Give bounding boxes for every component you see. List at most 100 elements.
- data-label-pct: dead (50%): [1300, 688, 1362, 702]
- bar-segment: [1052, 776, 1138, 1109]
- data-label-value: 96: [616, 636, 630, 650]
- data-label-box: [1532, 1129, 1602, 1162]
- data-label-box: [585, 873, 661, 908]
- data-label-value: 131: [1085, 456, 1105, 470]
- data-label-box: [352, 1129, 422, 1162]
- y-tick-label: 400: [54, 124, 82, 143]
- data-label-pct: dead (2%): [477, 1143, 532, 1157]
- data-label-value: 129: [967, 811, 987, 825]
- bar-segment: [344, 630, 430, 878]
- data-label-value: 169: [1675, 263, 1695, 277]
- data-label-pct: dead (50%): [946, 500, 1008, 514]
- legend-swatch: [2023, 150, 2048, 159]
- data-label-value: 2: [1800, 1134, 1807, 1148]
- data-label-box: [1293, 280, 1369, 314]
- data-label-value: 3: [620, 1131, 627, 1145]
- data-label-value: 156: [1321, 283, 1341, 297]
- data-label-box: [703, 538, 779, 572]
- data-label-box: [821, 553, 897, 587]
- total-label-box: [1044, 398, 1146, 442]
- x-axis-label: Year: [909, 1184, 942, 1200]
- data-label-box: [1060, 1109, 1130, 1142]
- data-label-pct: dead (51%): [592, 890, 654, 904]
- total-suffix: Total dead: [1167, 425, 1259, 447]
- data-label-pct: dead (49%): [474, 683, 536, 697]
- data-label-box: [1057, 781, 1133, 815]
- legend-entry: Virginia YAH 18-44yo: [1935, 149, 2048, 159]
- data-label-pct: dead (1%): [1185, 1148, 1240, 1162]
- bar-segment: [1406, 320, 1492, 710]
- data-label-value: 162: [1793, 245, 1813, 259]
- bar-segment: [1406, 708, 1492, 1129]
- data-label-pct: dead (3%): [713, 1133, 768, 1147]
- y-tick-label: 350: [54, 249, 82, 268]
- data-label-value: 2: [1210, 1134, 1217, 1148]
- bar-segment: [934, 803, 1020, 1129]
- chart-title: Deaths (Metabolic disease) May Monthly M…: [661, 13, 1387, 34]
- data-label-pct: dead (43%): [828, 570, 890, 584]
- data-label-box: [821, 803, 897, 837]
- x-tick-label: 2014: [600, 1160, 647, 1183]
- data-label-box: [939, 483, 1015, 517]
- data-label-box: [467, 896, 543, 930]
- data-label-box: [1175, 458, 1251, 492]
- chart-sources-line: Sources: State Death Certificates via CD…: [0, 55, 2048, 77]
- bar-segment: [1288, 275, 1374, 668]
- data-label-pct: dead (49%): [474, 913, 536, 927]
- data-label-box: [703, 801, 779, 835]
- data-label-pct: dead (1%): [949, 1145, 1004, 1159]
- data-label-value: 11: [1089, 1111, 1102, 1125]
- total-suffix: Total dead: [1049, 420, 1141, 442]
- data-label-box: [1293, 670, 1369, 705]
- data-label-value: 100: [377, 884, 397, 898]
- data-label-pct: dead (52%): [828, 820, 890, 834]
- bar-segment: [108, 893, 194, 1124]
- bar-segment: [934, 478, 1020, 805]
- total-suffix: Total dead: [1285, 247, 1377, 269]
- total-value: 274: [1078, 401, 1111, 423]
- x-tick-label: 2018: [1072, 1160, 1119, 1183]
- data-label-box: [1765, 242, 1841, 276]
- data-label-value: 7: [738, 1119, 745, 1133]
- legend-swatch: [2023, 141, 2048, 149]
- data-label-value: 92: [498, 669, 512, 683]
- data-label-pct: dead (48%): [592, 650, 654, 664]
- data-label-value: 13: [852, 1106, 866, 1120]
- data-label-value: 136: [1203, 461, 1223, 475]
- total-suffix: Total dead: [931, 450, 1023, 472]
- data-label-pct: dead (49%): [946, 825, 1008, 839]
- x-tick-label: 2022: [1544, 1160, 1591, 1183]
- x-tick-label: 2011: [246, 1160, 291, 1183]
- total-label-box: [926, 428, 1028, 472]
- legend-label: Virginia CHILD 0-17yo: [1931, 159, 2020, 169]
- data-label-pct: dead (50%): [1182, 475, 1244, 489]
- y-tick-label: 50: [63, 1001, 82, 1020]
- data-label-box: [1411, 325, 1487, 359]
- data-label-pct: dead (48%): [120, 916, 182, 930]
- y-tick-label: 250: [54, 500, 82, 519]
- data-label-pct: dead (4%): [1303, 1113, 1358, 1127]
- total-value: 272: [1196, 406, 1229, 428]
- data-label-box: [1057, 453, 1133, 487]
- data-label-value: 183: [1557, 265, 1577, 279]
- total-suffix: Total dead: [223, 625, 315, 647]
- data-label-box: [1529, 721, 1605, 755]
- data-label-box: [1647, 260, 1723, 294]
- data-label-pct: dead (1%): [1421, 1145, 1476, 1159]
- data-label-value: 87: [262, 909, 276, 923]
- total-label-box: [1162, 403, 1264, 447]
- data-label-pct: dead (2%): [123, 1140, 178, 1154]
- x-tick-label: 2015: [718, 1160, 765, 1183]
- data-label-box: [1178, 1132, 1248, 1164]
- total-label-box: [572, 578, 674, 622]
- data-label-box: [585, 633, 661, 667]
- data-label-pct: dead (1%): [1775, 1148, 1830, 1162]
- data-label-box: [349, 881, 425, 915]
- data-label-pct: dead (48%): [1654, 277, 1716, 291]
-=-=-=-=-
[Exercise description] Render the items above, from their first line through the line holding "- total-suffix: Total dead: [1167, 425, 1259, 447]", inclusive, as a Markdown table with the columns Row and Item line. Number each row and leave out blank lines.

[Solution to the problem]
| Row | Item line |
|---|---|
| 1 | Give bounding boxes for every component you see. List at most 100 elements. |
| 2 | - data-label-pct: dead (50%): [1300, 688, 1362, 702] |
| 3 | - bar-segment: [1052, 776, 1138, 1109] |
| 4 | - data-label-value: 96: [616, 636, 630, 650] |
| 5 | - data-label-box: [1532, 1129, 1602, 1162] |
| 6 | - data-label-box: [585, 873, 661, 908] |
| 7 | - data-label-value: 131: [1085, 456, 1105, 470] |
| 8 | - data-label-box: [352, 1129, 422, 1162] |
| 9 | - y-tick-label: 400: [54, 124, 82, 143] |
| 10 | - data-label-pct: dead (2%): [477, 1143, 532, 1157] |
| 11 | - data-label-value: 129: [967, 811, 987, 825] |
| 12 | - bar-segment: [344, 630, 430, 878] |
| 13 | - data-label-value: 169: [1675, 263, 1695, 277] |
| 14 | - data-label-pct: dead (50%): [946, 500, 1008, 514] |
| 15 | - legend-swatch: [2023, 150, 2048, 159] |
| 16 | - data-label-value: 2: [1800, 1134, 1807, 1148] |
| 17 | - data-label-box: [1293, 280, 1369, 314] |
| 18 | - data-label-value: 3: [620, 1131, 627, 1145] |
| 19 | - data-label-value: 156: [1321, 283, 1341, 297] |
| 20 | - data-label-box: [703, 538, 779, 572] |
| 21 | - data-label-box: [821, 553, 897, 587] |
| 22 | - total-label-box: [1044, 398, 1146, 442] |
| 23 | - x-axis-label: Year: [909, 1184, 942, 1200] |
| 24 | - data-label-box: [1060, 1109, 1130, 1142] |
| 25 | - data-label-pct: dead (51%): [592, 890, 654, 904] |
| 26 | - total-suffix: Total dead: [1167, 425, 1259, 447] |